> [PASSAGE PROVIDED]
____________

First let me tell you about the funny name of the competition. The name ‘vici’ derives from roman emperor Caesar’s famous phrase in Latin: ‘veni, vidi, vici’, which he allegedly used to describe a swift victory. The translation is: “I came, I saw, I conquered”. The Netherlands Organization for Scientific Research (‘Nederlandse organisatie voor Wetenschappelijk Onderzoek’, NWO) thought it fitting to use these names as titles of their personal grant schemes. The so-called ‘talent schemes’ are very much about the personal qualities of the applicant. The scheme heralds heroes. The fascination with talent goes against the very nature of science, where the value of an idea, method or result is not measured by the personality of the author, but by its validity and reliability. That is why peer review is often double blind and evaluators do not know who wrote the research report or proposal.

plt132

Yet in the talent scheme, the personality of the applicant is very important. The fascination with talent creates Matthew effects, first described in 1968 by Robert K. Merton. The name ‘Matthew effect’ derives from the biblical phrase “For to him who has will more be given” (Mark 4:25). Simply stated: success breeds success. Recently, this effect has been documented in the talent scheme by Thijs Bol, Matthijs de Vaan and Arnout van de Rijt. When two applicants are equally good but one – by mere chance – receives a grant and the other does not, the ‘winner’ is ascribed with talent and the ‘loser’ is not. The ‘winner’ then gets a tremendously higher chance of receiving future grants.

As a member of committees for the ‘veni’ competition I have seen how this works in practice. Applicants received scores for the quality of their proposal from expert reviewers before we interviewed them. When we had minimal differences between the expert reviewer scores of candidates – differing only in the second decimal – personal characteristics of the researchers such as their self-confidence and manner of speaking during the interview often made the difference between ‘winners’ and ‘losers’. Ultimately, such minute differences add up to dramatically higher chances to be a full professor 10 years later, as the analysis in Figure 4 of the Bol, De Vaan & Van de Rijt paper shows.

matthew

My career is in this graph. In 2005, I won a ‘veni’-grant, the early career grant that the Figure above is about. The grant gave me a lot of freedom for research and I enjoyed it tremendously. I am pretty certain that the freedom that the grant gave me paved the way for the full professorship that I was recently awarded, thirteen years later. But back then, the size of the grant did not feel right. I felt sorry for those who did not make it. I knew I was privileged, and the research money I obtained was more than I needed. It would be much better to reduce the size of grants, so that a larger number of researchers can be funded. Yet the scheme is there, and it is a rare opportunity for researchers in the Netherlands to get funding for their own ideas.

This is my third and final application for a vici-grant. The rules for submission of proposals in this competition limit the number of attempts to three. Why am I going public with this final attempt?

____________

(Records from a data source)
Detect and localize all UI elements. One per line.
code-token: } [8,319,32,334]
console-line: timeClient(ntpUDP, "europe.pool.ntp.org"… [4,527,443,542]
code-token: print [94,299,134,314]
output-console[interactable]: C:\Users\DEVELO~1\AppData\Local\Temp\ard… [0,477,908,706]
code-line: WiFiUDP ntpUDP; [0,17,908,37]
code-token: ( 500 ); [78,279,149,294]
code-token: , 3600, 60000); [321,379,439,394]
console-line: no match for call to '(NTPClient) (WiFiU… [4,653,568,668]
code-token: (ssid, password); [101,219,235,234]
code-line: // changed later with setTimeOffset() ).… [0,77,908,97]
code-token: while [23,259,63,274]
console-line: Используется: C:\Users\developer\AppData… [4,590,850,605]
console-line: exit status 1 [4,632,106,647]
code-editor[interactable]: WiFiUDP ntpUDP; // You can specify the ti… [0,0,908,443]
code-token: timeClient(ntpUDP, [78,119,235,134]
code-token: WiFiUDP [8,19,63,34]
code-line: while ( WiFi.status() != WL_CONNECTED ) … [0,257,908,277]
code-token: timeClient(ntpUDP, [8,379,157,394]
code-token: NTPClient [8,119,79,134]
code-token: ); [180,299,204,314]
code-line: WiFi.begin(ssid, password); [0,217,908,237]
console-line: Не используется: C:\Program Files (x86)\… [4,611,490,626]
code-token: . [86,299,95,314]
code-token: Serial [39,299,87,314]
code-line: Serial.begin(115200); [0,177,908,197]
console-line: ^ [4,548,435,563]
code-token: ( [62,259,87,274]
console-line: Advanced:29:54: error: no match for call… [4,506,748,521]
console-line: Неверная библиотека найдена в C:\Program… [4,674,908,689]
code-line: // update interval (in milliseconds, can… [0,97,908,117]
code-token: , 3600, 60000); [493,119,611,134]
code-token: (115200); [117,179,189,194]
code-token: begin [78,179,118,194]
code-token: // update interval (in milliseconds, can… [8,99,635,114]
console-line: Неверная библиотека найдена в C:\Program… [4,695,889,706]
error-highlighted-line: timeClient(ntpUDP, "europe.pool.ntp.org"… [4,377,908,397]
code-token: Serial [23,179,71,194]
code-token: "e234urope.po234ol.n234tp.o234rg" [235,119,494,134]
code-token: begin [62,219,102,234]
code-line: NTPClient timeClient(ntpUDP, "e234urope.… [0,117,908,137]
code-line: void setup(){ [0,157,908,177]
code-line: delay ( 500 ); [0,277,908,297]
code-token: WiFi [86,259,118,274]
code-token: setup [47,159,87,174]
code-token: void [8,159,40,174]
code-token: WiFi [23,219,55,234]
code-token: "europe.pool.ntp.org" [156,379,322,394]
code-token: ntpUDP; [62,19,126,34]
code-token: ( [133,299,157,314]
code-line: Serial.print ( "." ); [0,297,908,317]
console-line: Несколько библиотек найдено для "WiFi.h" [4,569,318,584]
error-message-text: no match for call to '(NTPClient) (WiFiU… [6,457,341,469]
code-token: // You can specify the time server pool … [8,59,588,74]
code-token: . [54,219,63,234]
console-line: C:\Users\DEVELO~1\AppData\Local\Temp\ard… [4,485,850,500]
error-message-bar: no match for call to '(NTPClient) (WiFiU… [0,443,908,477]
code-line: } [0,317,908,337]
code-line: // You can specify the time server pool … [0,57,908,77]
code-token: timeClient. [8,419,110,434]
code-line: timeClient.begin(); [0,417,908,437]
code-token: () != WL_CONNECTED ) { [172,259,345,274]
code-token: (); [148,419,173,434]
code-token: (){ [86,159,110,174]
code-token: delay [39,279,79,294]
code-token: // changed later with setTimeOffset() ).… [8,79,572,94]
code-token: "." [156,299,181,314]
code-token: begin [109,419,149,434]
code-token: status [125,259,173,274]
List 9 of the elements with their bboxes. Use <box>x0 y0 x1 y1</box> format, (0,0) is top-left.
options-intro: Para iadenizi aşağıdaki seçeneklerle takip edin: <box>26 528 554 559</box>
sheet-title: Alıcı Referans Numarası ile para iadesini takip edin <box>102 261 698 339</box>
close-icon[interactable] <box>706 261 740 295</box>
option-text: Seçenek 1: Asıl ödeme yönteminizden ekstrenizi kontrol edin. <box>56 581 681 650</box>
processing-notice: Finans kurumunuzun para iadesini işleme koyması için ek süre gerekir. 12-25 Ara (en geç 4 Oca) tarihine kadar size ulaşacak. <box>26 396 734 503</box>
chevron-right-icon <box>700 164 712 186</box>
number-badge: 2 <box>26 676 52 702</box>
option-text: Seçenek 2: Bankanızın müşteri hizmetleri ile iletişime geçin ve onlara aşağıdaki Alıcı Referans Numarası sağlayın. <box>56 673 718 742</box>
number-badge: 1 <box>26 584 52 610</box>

____________

> [JOB]
Please extend the passage about the vici grant competition, picking up right after its closing question.

> [ANSWER BELOW]
The Open Science Revolution

You will have heard about open science. Most likely you will associate it with the struggle to publish research articles without paywalls, the exploitation of government funded scientists by commercial publishers, and perhaps even with Plan S. You may also associate open science with the struggle to get researchers to publish the data and the code they used to get to their results. Perhaps you have heard about open peer review of research publications. But most likely you will not have heard about open grant review. This is because it rarely happens. I am not the first to publish my proposal; the Open Grants repository currently contains 160 grant proposals. These proposals were shared after the competitions had run. The RIO Journal published 52 grant proposals. This is only a fraction of all grant proposals being created, submitted and reviewed. The many advantages of open science are not limited to funded research, they also apply to research ideas and proposals. By publishing my grant proposal before the competition, the expert reviews, the recommendations of the committee, my responses and experiences with the review process, I am opening up the procedure of grant review as much as possible.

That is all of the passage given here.